▸ **Aim of the exercise**:
Without the images, print all the entries below exactly as given.

=-=-=

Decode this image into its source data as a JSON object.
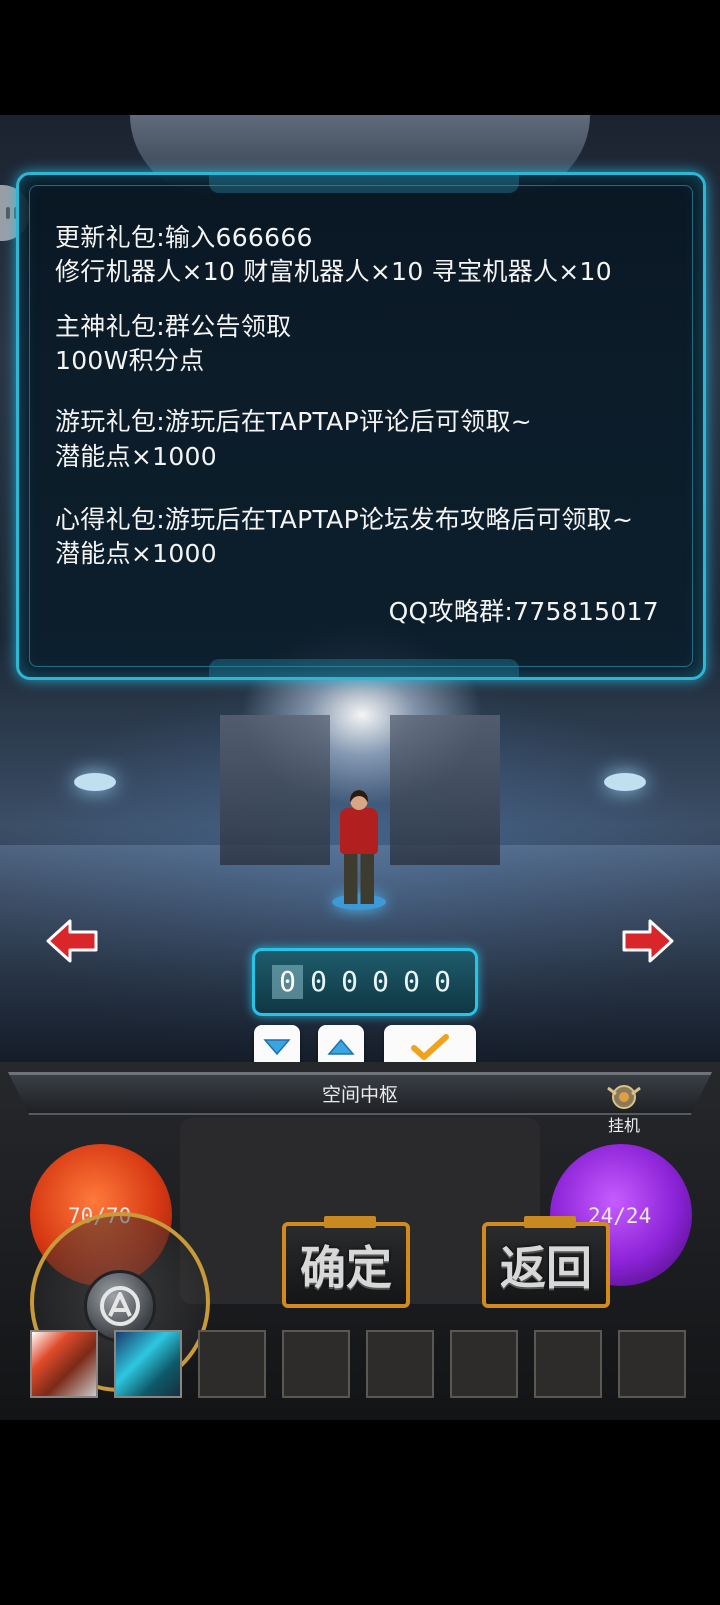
{
  "notice": {
    "line1": "更新礼包:输入666666",
    "line2": "修行机器人×10 财富机器人×10 寻宝机器人×10",
    "line3": "主神礼包:群公告领取",
    "line4": "100W积分点",
    "line5": "游玩礼包:游玩后在TAPTAP评论后可领取~",
    "line6": "潜能点×1000",
    "line7": "心得礼包:游玩后在TAPTAP论坛发布攻略后可领取~",
    "line8": "潜能点×1000",
    "qq": "QQ攻略群:775815017"
  },
  "code_input": {
    "digits": [
      "0",
      "0",
      "0",
      "0",
      "0",
      "0"
    ],
    "active_index": 0
  },
  "bottom": {
    "title": "空间中枢",
    "hang_label": "挂机",
    "hp": "70/70",
    "mp": "24/24",
    "confirm_label": "确定",
    "back_label": "返回"
  },
  "colors": {
    "accent_cyan": "#2bb7d6",
    "button_frame": "#d08a1e",
    "arrow_red": "#d8262b",
    "check_orange": "#f0a21c"
  },
  "icons": [
    "left-arrow-icon",
    "right-arrow-icon",
    "chevron-down-icon",
    "chevron-up-icon",
    "check-icon",
    "hang-icon",
    "pause-icon"
  ]
}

=-=-=

▸ **Worked answer**:
Decode this image into its source data as a JSON object.
{
  "notice": {
    "line1": "更新礼包:输入666666",
    "line2": "修行机器人×10 财富机器人×10 寻宝机器人×10",
    "line3": "主神礼包:群公告领取",
    "line4": "100W积分点",
    "line5": "游玩礼包:游玩后在TAPTAP评论后可领取~",
    "line6": "潜能点×1000",
    "line7": "心得礼包:游玩后在TAPTAP论坛发布攻略后可领取~",
    "line8": "潜能点×1000",
    "qq": "QQ攻略群:775815017"
  },
  "code_input": {
    "digits": [
      "0",
      "0",
      "0",
      "0",
      "0",
      "0"
    ],
    "active_index": 0
  },
  "bottom": {
    "title": "空间中枢",
    "hang_label": "挂机",
    "hp": "70/70",
    "mp": "24/24",
    "confirm_label": "确定",
    "back_label": "返回"
  },
  "colors": {
    "accent_cyan": "#2bb7d6",
    "button_frame": "#d08a1e",
    "arrow_red": "#d8262b",
    "check_orange": "#f0a21c"
  },
  "icons": [
    "left-arrow-icon",
    "right-arrow-icon",
    "chevron-down-icon",
    "chevron-up-icon",
    "check-icon",
    "hang-icon",
    "pause-icon"
  ]
}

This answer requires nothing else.